*** Document extract ***

Photo by Rob Bartlett, Artist Wanda Raimundi-Ortiz, orlandoweekly.com
Photo by Rob Bartlett, Artist Wanda Raimundi-Ortiz, orlandoweekly.com

In her newest performance piece, Orlando-based artist Wanda Raimundi-Ortiz has chosen to carry out an action of utter simplicity. But it is also an act of incredible endurance, both physical and emotional.

Pietà, which will happen at 6 p.m. Tuesday, March 21st, at the Knowles Chapel at Rollins College, was inspired by Michelangelo’s Renaissance sculpture of the same name portraying the Virgin Mary cradling the body of Jesus after his crucifixion. Raimundi-Ortiz has designed a durational work in which she will hold in her arms 33 young people of color, for three minutes and 33 seconds each.

The work confronts her own anxieties as a mother, while offering a space for meditation to those affected by the contemporary climate of violence. Enacting the gestures of nurturing and caretaking forms a bulwark against grief and fear – grief for children like Tamir Rice and Trayvon Martin, and fear that any member of a minority community is in danger of a violent death. Raimundi-Ortiz says, “There is a sense of collective mourning and fear that every person of color feels for their child.”

Michelangelo’s Pietà is so famous, and so familiar, that its spiritual meaning can be lost. By transposing the static form into living flesh, Raimundi-Ortiz makes the work newly relevant and reveals its essence: a message of radical empathy.

*** Source excerpt ***

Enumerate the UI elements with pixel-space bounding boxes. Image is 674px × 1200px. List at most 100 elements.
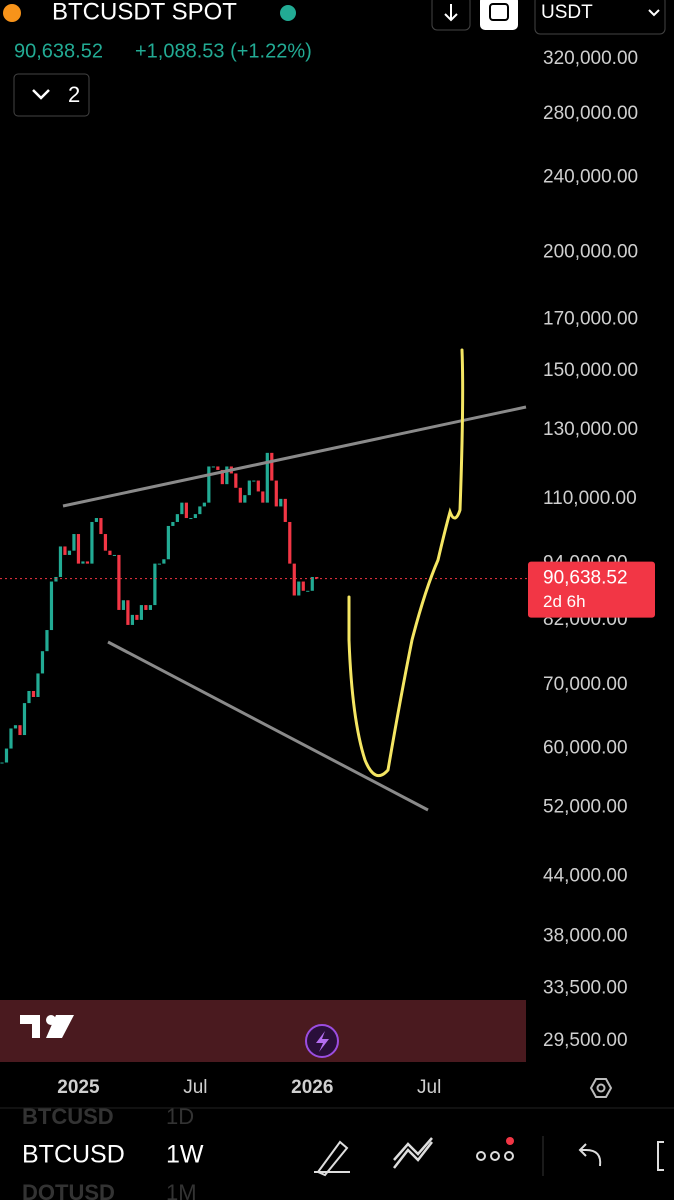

***

Exercise set >>
A. Reproduce the performance-piece article from "In her newest" to "physical and emotional.", substituting "quiet restraint" for "utter simplicity".
B. Answer these questions from the article about the performance piece Pietà:
(i) At what time and on what date will Pietà take place?
(ii) Which two children are named as objects of grief?
(iii) According to the article, what message does Raimundi-Ortiz's work reveal as the essence of Michelangelo's Pietà?
C. List every person named in the article about the performance piece Pietà.

Problem solutions >>
A.
In her newest performance piece, Orlando-based artist Wanda Raimundi-Ortiz has chosen to carry out an action of quiet restraint. But it is also an act of incredible endurance, both physical and emotional.

B.
(i) At 6 p.m. on Tuesday, March 21st.
(ii) Tamir Rice and Trayvon Martin.
(iii) A message of radical empathy.

C. Rob Bartlett, Wanda Raimundi-Ortiz, Michelangelo, the Virgin Mary, Jesus, Tamir Rice, Trayvon Martin